The task -
In the listing below, locate the lines that hold the string "icon". Copy those lines.

※ ※ ※

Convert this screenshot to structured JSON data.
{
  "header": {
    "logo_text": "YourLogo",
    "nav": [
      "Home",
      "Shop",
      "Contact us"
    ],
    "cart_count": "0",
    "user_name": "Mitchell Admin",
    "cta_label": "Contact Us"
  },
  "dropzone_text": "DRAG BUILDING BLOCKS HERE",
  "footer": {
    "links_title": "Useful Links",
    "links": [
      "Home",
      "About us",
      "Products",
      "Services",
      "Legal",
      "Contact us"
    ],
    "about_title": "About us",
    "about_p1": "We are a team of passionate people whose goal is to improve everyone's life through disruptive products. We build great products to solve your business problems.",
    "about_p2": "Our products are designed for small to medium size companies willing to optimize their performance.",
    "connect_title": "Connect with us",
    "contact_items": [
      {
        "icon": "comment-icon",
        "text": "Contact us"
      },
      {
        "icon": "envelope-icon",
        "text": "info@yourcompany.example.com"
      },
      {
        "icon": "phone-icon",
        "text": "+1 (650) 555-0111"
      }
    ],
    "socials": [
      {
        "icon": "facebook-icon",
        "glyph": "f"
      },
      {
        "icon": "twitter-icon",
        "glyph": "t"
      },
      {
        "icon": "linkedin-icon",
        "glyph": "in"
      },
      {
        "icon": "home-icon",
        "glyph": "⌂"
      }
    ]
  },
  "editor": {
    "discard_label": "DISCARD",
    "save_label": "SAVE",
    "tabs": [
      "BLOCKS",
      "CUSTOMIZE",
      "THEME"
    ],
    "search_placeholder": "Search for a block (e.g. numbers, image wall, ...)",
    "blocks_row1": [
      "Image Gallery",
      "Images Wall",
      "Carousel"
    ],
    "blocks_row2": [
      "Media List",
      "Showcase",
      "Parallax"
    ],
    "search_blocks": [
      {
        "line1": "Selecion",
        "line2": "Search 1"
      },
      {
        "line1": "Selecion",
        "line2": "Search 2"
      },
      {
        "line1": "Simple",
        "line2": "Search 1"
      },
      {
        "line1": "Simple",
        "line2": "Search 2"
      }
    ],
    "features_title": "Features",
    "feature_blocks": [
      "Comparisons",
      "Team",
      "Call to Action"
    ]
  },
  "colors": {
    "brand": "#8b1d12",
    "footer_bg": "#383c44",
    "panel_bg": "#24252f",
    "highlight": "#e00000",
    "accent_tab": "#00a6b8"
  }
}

※ ※ ※

Result of the exercise -
        "icon": "comment-icon",
        "icon": "envelope-icon",
        "icon": "phone-icon",
        "icon": "facebook-icon",
        "icon": "twitter-icon",
        "icon": "linkedin-icon",
        "icon": "home-icon",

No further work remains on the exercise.